Scan the records below. List lines holding "icon".

_Listed records_
--- START ---
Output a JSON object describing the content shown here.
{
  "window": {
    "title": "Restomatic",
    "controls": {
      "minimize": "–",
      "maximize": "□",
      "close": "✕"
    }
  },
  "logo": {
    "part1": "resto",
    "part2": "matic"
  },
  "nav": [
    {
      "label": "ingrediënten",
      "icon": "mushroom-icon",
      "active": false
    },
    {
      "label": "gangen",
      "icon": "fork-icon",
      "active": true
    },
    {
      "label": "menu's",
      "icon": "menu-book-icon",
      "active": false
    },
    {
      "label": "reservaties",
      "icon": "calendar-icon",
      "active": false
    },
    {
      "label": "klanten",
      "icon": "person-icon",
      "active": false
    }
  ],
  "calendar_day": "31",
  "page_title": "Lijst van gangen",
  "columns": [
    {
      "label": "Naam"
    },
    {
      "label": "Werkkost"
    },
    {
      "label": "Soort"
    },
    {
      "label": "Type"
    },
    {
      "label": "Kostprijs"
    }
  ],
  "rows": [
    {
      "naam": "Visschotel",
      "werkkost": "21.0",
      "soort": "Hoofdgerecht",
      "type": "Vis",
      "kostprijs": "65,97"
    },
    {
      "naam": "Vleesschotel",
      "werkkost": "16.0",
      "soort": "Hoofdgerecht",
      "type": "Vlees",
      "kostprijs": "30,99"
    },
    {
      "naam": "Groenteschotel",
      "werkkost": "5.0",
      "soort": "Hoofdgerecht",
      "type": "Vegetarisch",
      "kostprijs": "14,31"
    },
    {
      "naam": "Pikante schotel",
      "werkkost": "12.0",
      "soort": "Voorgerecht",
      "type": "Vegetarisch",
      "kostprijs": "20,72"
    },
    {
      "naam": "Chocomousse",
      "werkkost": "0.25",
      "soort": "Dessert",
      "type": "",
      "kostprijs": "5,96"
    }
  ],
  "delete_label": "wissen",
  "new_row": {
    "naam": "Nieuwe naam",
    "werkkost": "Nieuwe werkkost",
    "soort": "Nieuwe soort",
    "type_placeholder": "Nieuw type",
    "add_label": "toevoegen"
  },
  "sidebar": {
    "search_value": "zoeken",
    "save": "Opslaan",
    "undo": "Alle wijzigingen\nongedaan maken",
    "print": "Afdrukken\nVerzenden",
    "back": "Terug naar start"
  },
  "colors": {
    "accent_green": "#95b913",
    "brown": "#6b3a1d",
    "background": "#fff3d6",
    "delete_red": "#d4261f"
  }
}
--- END ---
_Answer for this exercise_
      "icon": "mushroom-icon",
      "icon": "fork-icon",
      "icon": "menu-book-icon",
      "icon": "calendar-icon",
      "icon": "person-icon",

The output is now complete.